● **EXERCISE PROMPT**: Which lines of the entries below include "JSON"? List them all.

━━━━━ GIVEN DATA

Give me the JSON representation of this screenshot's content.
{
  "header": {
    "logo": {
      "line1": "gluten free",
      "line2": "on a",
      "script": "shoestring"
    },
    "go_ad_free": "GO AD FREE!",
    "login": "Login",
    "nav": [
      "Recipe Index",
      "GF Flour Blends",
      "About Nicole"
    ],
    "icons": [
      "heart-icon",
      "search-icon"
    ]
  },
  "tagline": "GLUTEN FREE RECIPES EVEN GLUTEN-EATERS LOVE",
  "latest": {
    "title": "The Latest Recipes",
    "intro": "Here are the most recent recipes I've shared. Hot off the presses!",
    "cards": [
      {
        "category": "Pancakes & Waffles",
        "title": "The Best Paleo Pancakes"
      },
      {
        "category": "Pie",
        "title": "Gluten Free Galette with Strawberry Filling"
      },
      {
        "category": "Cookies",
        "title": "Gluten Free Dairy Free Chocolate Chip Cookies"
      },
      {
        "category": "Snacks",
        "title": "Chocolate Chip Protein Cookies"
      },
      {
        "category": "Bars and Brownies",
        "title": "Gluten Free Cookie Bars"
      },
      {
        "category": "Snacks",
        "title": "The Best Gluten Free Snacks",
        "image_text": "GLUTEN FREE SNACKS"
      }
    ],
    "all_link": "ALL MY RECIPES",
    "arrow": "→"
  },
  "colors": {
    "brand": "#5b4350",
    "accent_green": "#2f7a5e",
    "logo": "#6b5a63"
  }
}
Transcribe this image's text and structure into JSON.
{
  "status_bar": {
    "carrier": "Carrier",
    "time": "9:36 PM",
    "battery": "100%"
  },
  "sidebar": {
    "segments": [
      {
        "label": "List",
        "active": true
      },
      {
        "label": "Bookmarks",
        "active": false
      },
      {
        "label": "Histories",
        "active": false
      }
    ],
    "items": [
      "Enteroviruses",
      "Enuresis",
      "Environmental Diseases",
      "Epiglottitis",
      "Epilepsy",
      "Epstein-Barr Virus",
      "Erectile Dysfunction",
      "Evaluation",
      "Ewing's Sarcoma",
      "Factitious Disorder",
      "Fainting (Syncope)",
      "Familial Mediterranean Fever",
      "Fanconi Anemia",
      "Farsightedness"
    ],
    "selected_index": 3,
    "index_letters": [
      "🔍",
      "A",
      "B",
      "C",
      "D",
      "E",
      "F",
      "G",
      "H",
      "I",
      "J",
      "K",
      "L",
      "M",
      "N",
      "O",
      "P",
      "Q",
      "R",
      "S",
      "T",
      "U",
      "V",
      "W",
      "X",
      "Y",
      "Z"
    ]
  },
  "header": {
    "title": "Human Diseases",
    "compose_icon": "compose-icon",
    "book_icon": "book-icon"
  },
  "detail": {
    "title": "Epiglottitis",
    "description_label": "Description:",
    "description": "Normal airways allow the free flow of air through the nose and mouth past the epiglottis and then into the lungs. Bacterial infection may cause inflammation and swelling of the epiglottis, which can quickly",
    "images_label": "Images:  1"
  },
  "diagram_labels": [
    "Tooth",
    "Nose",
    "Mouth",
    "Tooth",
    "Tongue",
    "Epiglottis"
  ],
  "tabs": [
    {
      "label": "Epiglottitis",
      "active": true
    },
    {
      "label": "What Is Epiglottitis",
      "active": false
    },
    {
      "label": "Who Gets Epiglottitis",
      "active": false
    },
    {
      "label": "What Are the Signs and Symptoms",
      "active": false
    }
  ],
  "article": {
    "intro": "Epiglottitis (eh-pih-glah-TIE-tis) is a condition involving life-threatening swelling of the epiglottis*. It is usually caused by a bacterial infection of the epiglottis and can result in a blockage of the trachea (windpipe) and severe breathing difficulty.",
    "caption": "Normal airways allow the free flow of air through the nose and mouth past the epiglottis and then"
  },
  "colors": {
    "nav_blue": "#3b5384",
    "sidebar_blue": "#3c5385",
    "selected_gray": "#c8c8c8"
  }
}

━━━━━━━━━━

● **OUTPUT BELOW**:
Give me the JSON representation of this screenshot's content.
Transcribe this image's text and structure into JSON.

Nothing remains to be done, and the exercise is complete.